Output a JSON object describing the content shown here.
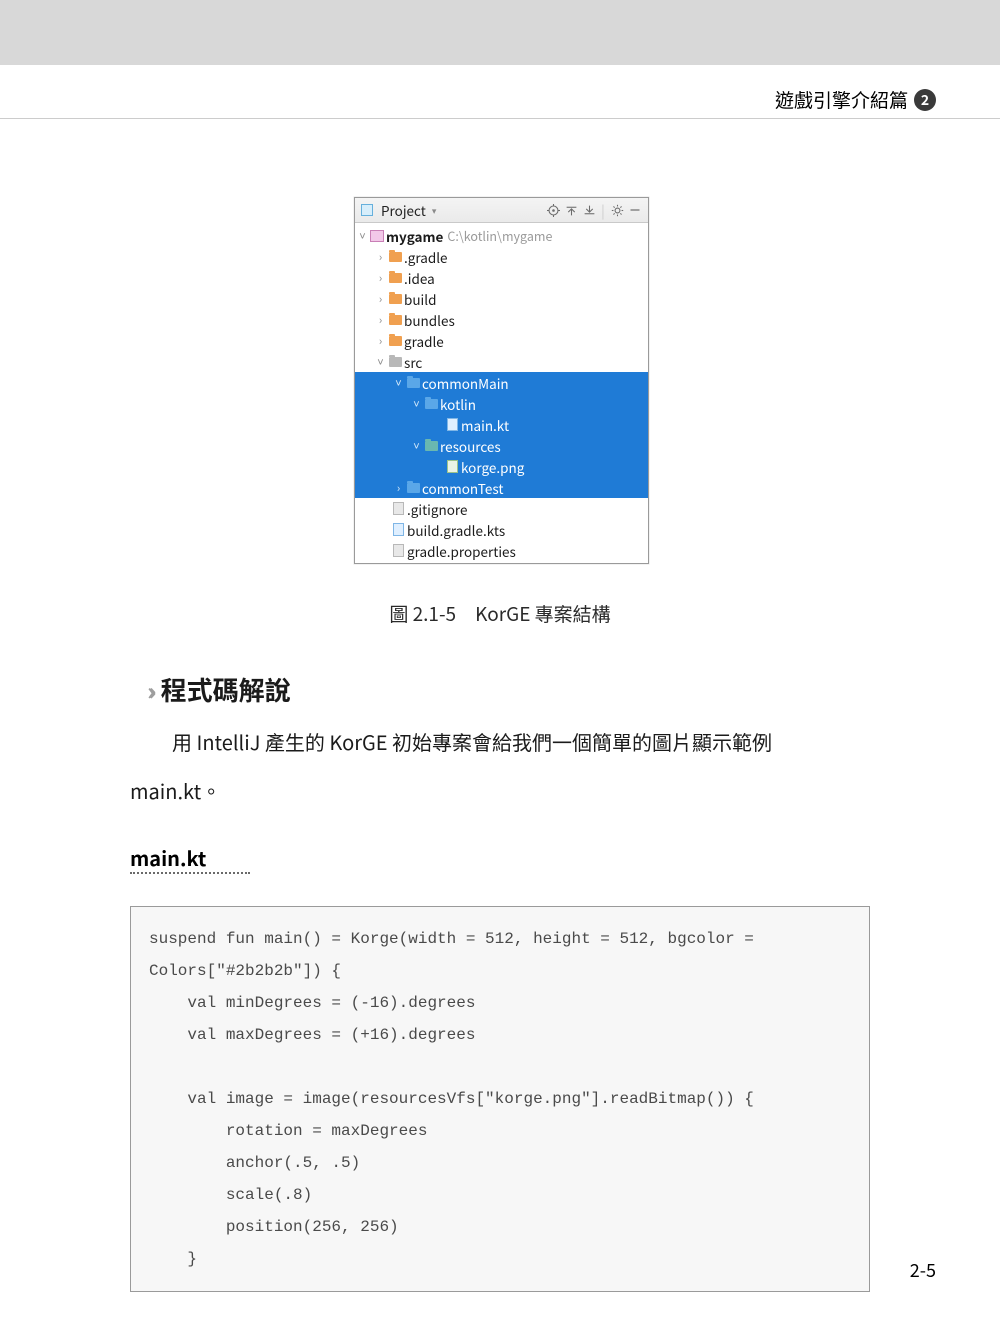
{
  "header": {
    "chapter_label": "遊戲引擎介紹篇",
    "chapter_number": "2"
  },
  "panel": {
    "title": "Project",
    "toolbar_icons": [
      "target",
      "expand-all",
      "collapse-all",
      "gear",
      "minimize"
    ],
    "root_name": "mygame",
    "root_path": "C:\\kotlin\\mygame",
    "folders_top": [
      ".gradle",
      ".idea",
      "build",
      "bundles",
      "gradle"
    ],
    "src_label": "src",
    "selected": {
      "commonMain": "commonMain",
      "kotlin": "kotlin",
      "main_kt": "main.kt",
      "resources": "resources",
      "korge_png": "korge.png",
      "commonTest": "commonTest"
    },
    "files_bottom": [
      ".gitignore",
      "build.gradle.kts",
      "gradle.properties"
    ]
  },
  "caption": "圖 2.1-5　KorGE 專案結構",
  "section_heading": "程式碼解說",
  "paragraph_line1": "用 IntelliJ 產生的 KorGE 初始專案會給我們一個簡單的圖片顯示範例",
  "paragraph_line2": "main.kt。",
  "file_heading": "main.kt",
  "code": "suspend fun main() = Korge(width = 512, height = 512, bgcolor = \nColors[\"#2b2b2b\"]) {\n    val minDegrees = (-16).degrees\n    val maxDegrees = (+16).degrees\n\n    val image = image(resourcesVfs[\"korge.png\"].readBitmap()) {\n        rotation = maxDegrees\n        anchor(.5, .5)\n        scale(.8)\n        position(256, 256)\n    }",
  "page_number": "2-5"
}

= = = = =

▶ **YOUR OBJECTIVE**:
Copy out all of the data word for word. Do not carry over any picture.

▶ **SOLUTION FOR THIS TASK**:
Output a JSON object describing the content shown here.
{
  "header": {
    "chapter_label": "遊戲引擎介紹篇",
    "chapter_number": "2"
  },
  "panel": {
    "title": "Project",
    "toolbar_icons": [
      "target",
      "expand-all",
      "collapse-all",
      "gear",
      "minimize"
    ],
    "root_name": "mygame",
    "root_path": "C:\\kotlin\\mygame",
    "folders_top": [
      ".gradle",
      ".idea",
      "build",
      "bundles",
      "gradle"
    ],
    "src_label": "src",
    "selected": {
      "commonMain": "commonMain",
      "kotlin": "kotlin",
      "main_kt": "main.kt",
      "resources": "resources",
      "korge_png": "korge.png",
      "commonTest": "commonTest"
    },
    "files_bottom": [
      ".gitignore",
      "build.gradle.kts",
      "gradle.properties"
    ]
  },
  "caption": "圖 2.1-5　KorGE 專案結構",
  "section_heading": "程式碼解說",
  "paragraph_line1": "用 IntelliJ 產生的 KorGE 初始專案會給我們一個簡單的圖片顯示範例",
  "paragraph_line2": "main.kt。",
  "file_heading": "main.kt",
  "code": "suspend fun main() = Korge(width = 512, height = 512, bgcolor = \nColors[\"#2b2b2b\"]) {\n    val minDegrees = (-16).degrees\n    val maxDegrees = (+16).degrees\n\n    val image = image(resourcesVfs[\"korge.png\"].readBitmap()) {\n        rotation = maxDegrees\n        anchor(.5, .5)\n        scale(.8)\n        position(256, 256)\n    }",
  "page_number": "2-5"
}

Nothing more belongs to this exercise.